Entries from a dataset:
begin
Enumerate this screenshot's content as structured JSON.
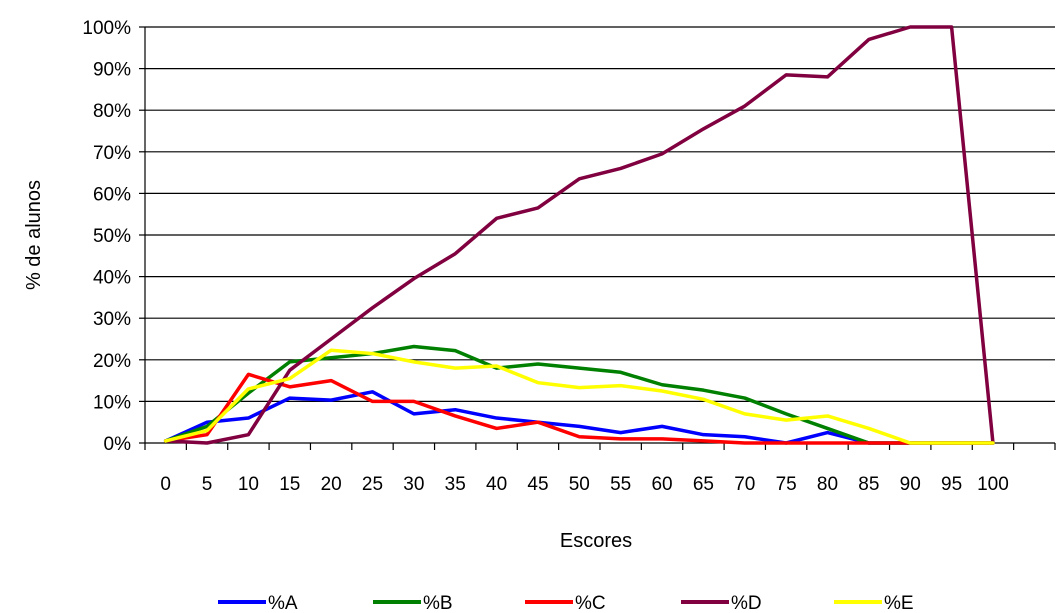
{
  "chart_data": {
    "type": "line",
    "title": "",
    "xlabel": "Escores",
    "ylabel": "% de alunos",
    "categories": [
      "0",
      "5",
      "10",
      "15",
      "20",
      "25",
      "30",
      "35",
      "40",
      "45",
      "50",
      "55",
      "60",
      "65",
      "70",
      "75",
      "80",
      "85",
      "90",
      "95",
      "100"
    ],
    "x": [
      0,
      5,
      10,
      15,
      20,
      25,
      30,
      35,
      40,
      45,
      50,
      55,
      60,
      65,
      70,
      75,
      80,
      85,
      90,
      95,
      100
    ],
    "ylim": [
      0,
      100
    ],
    "yticks": [
      "0%",
      "10%",
      "20%",
      "30%",
      "40%",
      "50%",
      "60%",
      "70%",
      "80%",
      "90%",
      "100%"
    ],
    "grid": true,
    "legend_position": "bottom",
    "series": [
      {
        "name": "%A",
        "color": "#0000ff",
        "values": [
          0.5,
          5,
          6,
          10.8,
          10.3,
          12.3,
          7,
          8,
          6,
          5,
          4,
          2.5,
          4,
          2,
          1.5,
          0,
          2.5,
          0,
          0,
          0,
          0
        ]
      },
      {
        "name": "%B",
        "color": "#008000",
        "values": [
          0.5,
          4,
          12,
          19.5,
          20.5,
          21.5,
          23.2,
          22.2,
          18,
          19,
          18,
          17,
          14,
          12.7,
          10.8,
          7,
          3.5,
          0,
          0,
          0,
          0
        ]
      },
      {
        "name": "%C",
        "color": "#ff0000",
        "values": [
          0.5,
          2,
          16.5,
          13.5,
          15,
          10,
          10,
          6.5,
          3.5,
          5,
          1.5,
          1,
          1,
          0.5,
          0,
          0,
          0,
          0,
          0,
          0,
          0
        ]
      },
      {
        "name": "%D",
        "color": "#800040",
        "values": [
          0.5,
          0,
          2,
          17.5,
          25,
          32.5,
          39.5,
          45.5,
          54,
          56.5,
          63.5,
          66,
          69.5,
          75.5,
          81,
          88.5,
          88,
          97,
          100,
          100,
          0
        ]
      },
      {
        "name": "%E",
        "color": "#ffff00",
        "values": [
          0.5,
          3,
          13,
          15.5,
          22.3,
          21.5,
          19.5,
          18,
          18.5,
          14.5,
          13.3,
          13.8,
          12.5,
          10.5,
          7,
          5.5,
          6.5,
          3.5,
          0,
          0,
          0
        ]
      }
    ]
  }
}
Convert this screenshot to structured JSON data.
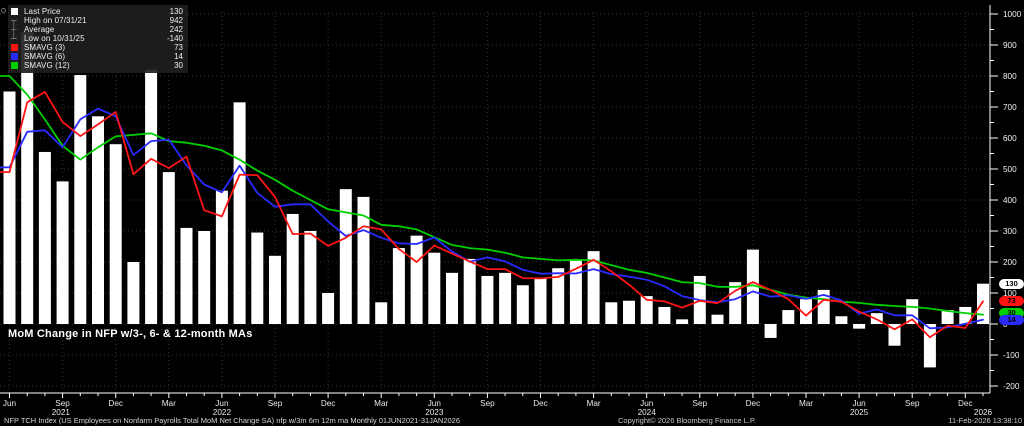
{
  "title": "MoM Change in NFP w/3-, 6- & 12-month MAs",
  "legend": {
    "rows": [
      {
        "icon": "white-square",
        "label": "Last Price",
        "value": "130"
      },
      {
        "icon": "high-marker",
        "label": "High on 07/31/21",
        "value": "942"
      },
      {
        "icon": "average-marker",
        "label": "Average",
        "value": "242"
      },
      {
        "icon": "low-marker",
        "label": "Low on 10/31/25",
        "value": "-140"
      },
      {
        "icon": "red-square",
        "label": "SMAVG (3)",
        "value": "73"
      },
      {
        "icon": "blue-square",
        "label": "SMAVG (6)",
        "value": "14"
      },
      {
        "icon": "green-square",
        "label": "SMAVG (12)",
        "value": "30"
      }
    ]
  },
  "axis_badges": [
    {
      "label": "130",
      "bg": "#ffffff"
    },
    {
      "label": "73",
      "bg": "#ff1414"
    },
    {
      "label": "30",
      "bg": "#00cf00"
    },
    {
      "label": "14",
      "bg": "#2a2aff"
    }
  ],
  "footer": {
    "left": "NFP TCH Index (US Employees on Nonfarm Payrolls Total MoM Net Change SA) nfp w/3m 6m 12m ma Monthly 01JUN2021-31JAN2026",
    "copyright": "Copyright© 2026 Bloomberg Finance L.P.",
    "datetime": "11-Feb-2026 13:38:10"
  },
  "colors": {
    "background": "#000000",
    "bar": "#ffffff",
    "sma3": "#ff1414",
    "sma6": "#2a2aff",
    "sma12": "#00cf00",
    "grid": "#343434",
    "axis": "#ffffff"
  },
  "chart_data": {
    "type": "bar",
    "title": "MoM Change in NFP w/3-, 6- & 12-month MAs",
    "frequency": "monthly",
    "start_month": "2021-06",
    "end_month": "2026-01",
    "ylim": [
      -250,
      1050
    ],
    "y_ticks": [
      -200,
      -100,
      0,
      100,
      200,
      300,
      400,
      500,
      600,
      700,
      800,
      900,
      1000
    ],
    "grid": true,
    "legend_position": "top-left",
    "bar_series": {
      "name": "NFP MoM Net Change",
      "color": "#ffffff",
      "values": [
        750,
        942,
        555,
        460,
        803,
        670,
        580,
        200,
        820,
        490,
        310,
        300,
        430,
        715,
        295,
        220,
        355,
        300,
        100,
        435,
        410,
        70,
        245,
        285,
        230,
        165,
        210,
        155,
        165,
        125,
        150,
        180,
        205,
        235,
        70,
        75,
        90,
        55,
        15,
        155,
        30,
        135,
        240,
        -45,
        45,
        80,
        110,
        25,
        -15,
        35,
        -70,
        80,
        -140,
        45,
        55,
        130
      ]
    },
    "line_series": [
      {
        "name": "SMAVG (3)",
        "color": "#ff1414",
        "values": [
          490,
          715,
          749,
          652,
          606,
          644,
          684,
          483,
          533,
          503,
          540,
          367,
          347,
          482,
          480,
          410,
          290,
          292,
          252,
          278,
          315,
          305,
          242,
          200,
          253,
          227,
          202,
          177,
          177,
          148,
          147,
          152,
          178,
          207,
          170,
          127,
          78,
          73,
          53,
          75,
          67,
          107,
          135,
          110,
          80,
          27,
          78,
          72,
          40,
          15,
          -17,
          15,
          -43,
          -5,
          -13,
          73
        ]
      },
      {
        "name": "SMAVG (6)",
        "color": "#2a2aff",
        "values": [
          505,
          620,
          625,
          570,
          660,
          695,
          670,
          545,
          590,
          595,
          512,
          450,
          425,
          511,
          423,
          378,
          386,
          386,
          331,
          284,
          303,
          278,
          260,
          258,
          279,
          234,
          201,
          215,
          202,
          175,
          162,
          164,
          163,
          177,
          161,
          153,
          143,
          122,
          90,
          77,
          70,
          80,
          105,
          88,
          93,
          81,
          94,
          76,
          33,
          47,
          28,
          28,
          -14,
          -11,
          1,
          14
        ]
      },
      {
        "name": "SMAVG (12)",
        "color": "#00cf00",
        "values": [
          800,
          740,
          660,
          575,
          530,
          570,
          605,
          610,
          615,
          590,
          585,
          575,
          560,
          530,
          495,
          465,
          430,
          400,
          370,
          360,
          350,
          320,
          315,
          305,
          280,
          255,
          245,
          240,
          230,
          215,
          210,
          205,
          207,
          205,
          190,
          175,
          165,
          150,
          135,
          132,
          120,
          120,
          125,
          110,
          95,
          85,
          80,
          72,
          68,
          62,
          58,
          55,
          50,
          42,
          35,
          30
        ]
      }
    ],
    "x_tick_labels": [
      {
        "month_index": 0,
        "label": "Jun"
      },
      {
        "month_index": 3,
        "label": "Sep"
      },
      {
        "month_index": 6,
        "label": "Dec"
      },
      {
        "month_index": 9,
        "label": "Mar"
      },
      {
        "month_index": 12,
        "label": "Jun"
      },
      {
        "month_index": 15,
        "label": "Sep"
      },
      {
        "month_index": 18,
        "label": "Dec"
      },
      {
        "month_index": 21,
        "label": "Mar"
      },
      {
        "month_index": 24,
        "label": "Jun"
      },
      {
        "month_index": 27,
        "label": "Sep"
      },
      {
        "month_index": 30,
        "label": "Dec"
      },
      {
        "month_index": 33,
        "label": "Mar"
      },
      {
        "month_index": 36,
        "label": "Jun"
      },
      {
        "month_index": 39,
        "label": "Sep"
      },
      {
        "month_index": 42,
        "label": "Dec"
      },
      {
        "month_index": 45,
        "label": "Mar"
      },
      {
        "month_index": 48,
        "label": "Jun"
      },
      {
        "month_index": 51,
        "label": "Sep"
      },
      {
        "month_index": 54,
        "label": "Dec"
      }
    ],
    "year_labels": [
      {
        "month_pos": 2.9,
        "label": "2021"
      },
      {
        "month_pos": 12,
        "label": "2022"
      },
      {
        "month_pos": 24,
        "label": "2023"
      },
      {
        "month_pos": 36,
        "label": "2024"
      },
      {
        "month_pos": 48,
        "label": "2025"
      },
      {
        "month_pos": 55,
        "label": "2026"
      }
    ]
  }
}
end
# THE REQUEST
Identify and copy the lines holding the word "title".

# ANSWER FOR THIS EXERCISE
    "title": "",
  "title": "MoM Change in NFP w/3-, 6- & 12-month MAs",
    "title": "MoM Change in NFP w/3-, 6- & 12-month MAs",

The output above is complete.